■ **EXERCISE**:
Answer these questions using the band-pass filter excerpt:
(a) What does the first resonator include in the vicinity of its center?
(b) In what year was the IEEE 802.11 WLAN protocol promulgated?
(c) To which part is the output portion disposed parallel?

A dual channel band-pass filter (10) includes an input portion (100), a first resonator (140), a second resonator (160), and an output portion (120). The input portion is used for inputting electromagnetic signals. The first resonator is electronically connected to the input portion, and includes a first groove (146) in the vicinity of a center thereof. The second resonator is disposed parallel to the first resonator, and includes a second groove (166) in the vicinity of a center thereof. The output portion is disposed parallel to the input portion, and is electronically connected to the second resonator for outputting electromagnetic signals.

Description

FIELD OF THE INVENTION

The present invention generally relates to filters, and more particularly to a dual channel band-pass filter.

RELATED ART

Recently, there has been a significant growth in WLAN (wireless local network) technology due to the ever growing demand of wireless communication products. Such growth becomes particularly prominent after promulgation of IEEE 802.11 WLAN protocol in 1997. IEEE 802.11 WLAN protocol not only offers many novel features to the current wireless communications, but also provides a solution of enabling two wireless communication products manufactured by different companies to communicate to each other. As such, the promulgation of IEEE 802.11 WLAN protocol is a milestone in the development of WLAN.

A peak transmission rate of mobile phones with WiFi (Wireless Fidelity) functions is 54 Mpbs, a peak transmission rate of GSM (Global System for Mobile Communications) mobile phones is 9.6 Kpbs.

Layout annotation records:
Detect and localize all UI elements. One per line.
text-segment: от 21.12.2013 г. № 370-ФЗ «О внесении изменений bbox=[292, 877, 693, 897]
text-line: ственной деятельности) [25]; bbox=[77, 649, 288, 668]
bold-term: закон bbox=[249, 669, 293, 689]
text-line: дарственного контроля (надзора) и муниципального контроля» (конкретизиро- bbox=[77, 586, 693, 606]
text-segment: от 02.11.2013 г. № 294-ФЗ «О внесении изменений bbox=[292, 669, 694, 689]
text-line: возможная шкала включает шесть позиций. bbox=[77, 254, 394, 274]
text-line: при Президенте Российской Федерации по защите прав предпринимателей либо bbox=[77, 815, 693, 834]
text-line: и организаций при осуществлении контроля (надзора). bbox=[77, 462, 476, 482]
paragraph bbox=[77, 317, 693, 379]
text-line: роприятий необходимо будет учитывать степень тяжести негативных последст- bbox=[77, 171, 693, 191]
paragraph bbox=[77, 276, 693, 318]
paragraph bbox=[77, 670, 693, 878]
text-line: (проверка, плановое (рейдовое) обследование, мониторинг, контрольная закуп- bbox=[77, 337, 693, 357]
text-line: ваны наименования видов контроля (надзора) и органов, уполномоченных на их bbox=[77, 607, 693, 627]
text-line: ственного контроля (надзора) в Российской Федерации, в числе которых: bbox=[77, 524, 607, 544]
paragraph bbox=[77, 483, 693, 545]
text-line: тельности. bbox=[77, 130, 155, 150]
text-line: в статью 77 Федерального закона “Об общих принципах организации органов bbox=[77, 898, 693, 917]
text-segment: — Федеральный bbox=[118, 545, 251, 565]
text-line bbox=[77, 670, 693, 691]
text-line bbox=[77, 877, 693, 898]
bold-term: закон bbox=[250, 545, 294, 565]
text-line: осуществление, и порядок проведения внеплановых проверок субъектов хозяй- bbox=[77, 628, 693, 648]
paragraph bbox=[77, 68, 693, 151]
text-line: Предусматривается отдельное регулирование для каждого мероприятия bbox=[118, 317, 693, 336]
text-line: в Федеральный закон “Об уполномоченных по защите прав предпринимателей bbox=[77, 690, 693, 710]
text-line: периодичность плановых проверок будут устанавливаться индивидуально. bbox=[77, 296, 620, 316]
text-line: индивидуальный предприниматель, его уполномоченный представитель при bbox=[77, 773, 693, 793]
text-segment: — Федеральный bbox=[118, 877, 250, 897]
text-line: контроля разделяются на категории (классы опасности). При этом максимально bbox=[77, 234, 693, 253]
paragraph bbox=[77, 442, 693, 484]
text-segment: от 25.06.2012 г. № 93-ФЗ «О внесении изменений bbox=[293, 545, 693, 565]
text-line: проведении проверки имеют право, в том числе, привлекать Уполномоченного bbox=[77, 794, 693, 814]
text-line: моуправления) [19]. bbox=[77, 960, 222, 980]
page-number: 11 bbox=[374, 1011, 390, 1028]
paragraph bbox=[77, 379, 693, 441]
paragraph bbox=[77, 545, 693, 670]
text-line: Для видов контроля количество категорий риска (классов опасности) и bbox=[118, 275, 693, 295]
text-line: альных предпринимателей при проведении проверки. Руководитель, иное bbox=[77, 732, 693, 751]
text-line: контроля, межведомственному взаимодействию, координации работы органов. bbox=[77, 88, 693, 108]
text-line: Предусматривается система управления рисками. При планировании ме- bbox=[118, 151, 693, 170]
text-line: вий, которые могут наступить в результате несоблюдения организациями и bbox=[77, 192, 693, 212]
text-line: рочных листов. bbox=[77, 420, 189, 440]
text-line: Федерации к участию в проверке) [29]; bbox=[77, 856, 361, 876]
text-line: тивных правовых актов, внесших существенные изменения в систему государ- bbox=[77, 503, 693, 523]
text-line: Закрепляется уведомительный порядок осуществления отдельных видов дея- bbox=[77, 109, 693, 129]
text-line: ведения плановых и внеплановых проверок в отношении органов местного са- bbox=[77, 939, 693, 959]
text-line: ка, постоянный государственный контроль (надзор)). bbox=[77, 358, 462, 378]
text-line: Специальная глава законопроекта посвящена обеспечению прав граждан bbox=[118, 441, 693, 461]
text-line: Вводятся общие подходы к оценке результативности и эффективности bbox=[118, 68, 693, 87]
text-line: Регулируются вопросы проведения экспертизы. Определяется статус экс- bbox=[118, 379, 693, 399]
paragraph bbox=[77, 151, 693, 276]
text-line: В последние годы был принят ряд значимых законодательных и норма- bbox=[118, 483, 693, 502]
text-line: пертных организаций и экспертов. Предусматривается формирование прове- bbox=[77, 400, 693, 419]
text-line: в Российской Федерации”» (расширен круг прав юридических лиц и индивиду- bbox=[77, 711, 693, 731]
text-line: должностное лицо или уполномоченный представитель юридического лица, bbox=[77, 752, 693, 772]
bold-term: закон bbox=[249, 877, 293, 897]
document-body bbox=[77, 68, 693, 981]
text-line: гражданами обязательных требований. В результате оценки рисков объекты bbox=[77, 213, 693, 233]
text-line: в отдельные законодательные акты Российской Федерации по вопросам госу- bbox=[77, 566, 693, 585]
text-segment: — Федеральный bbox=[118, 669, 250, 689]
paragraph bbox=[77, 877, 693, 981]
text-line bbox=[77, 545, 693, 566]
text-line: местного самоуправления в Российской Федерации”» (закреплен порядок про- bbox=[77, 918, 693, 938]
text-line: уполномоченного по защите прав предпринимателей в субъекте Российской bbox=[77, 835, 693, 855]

■ **SOLUTION TO THE EXERCISE**:
(a) A first groove (146).
(b) 1997.
(c) The input portion.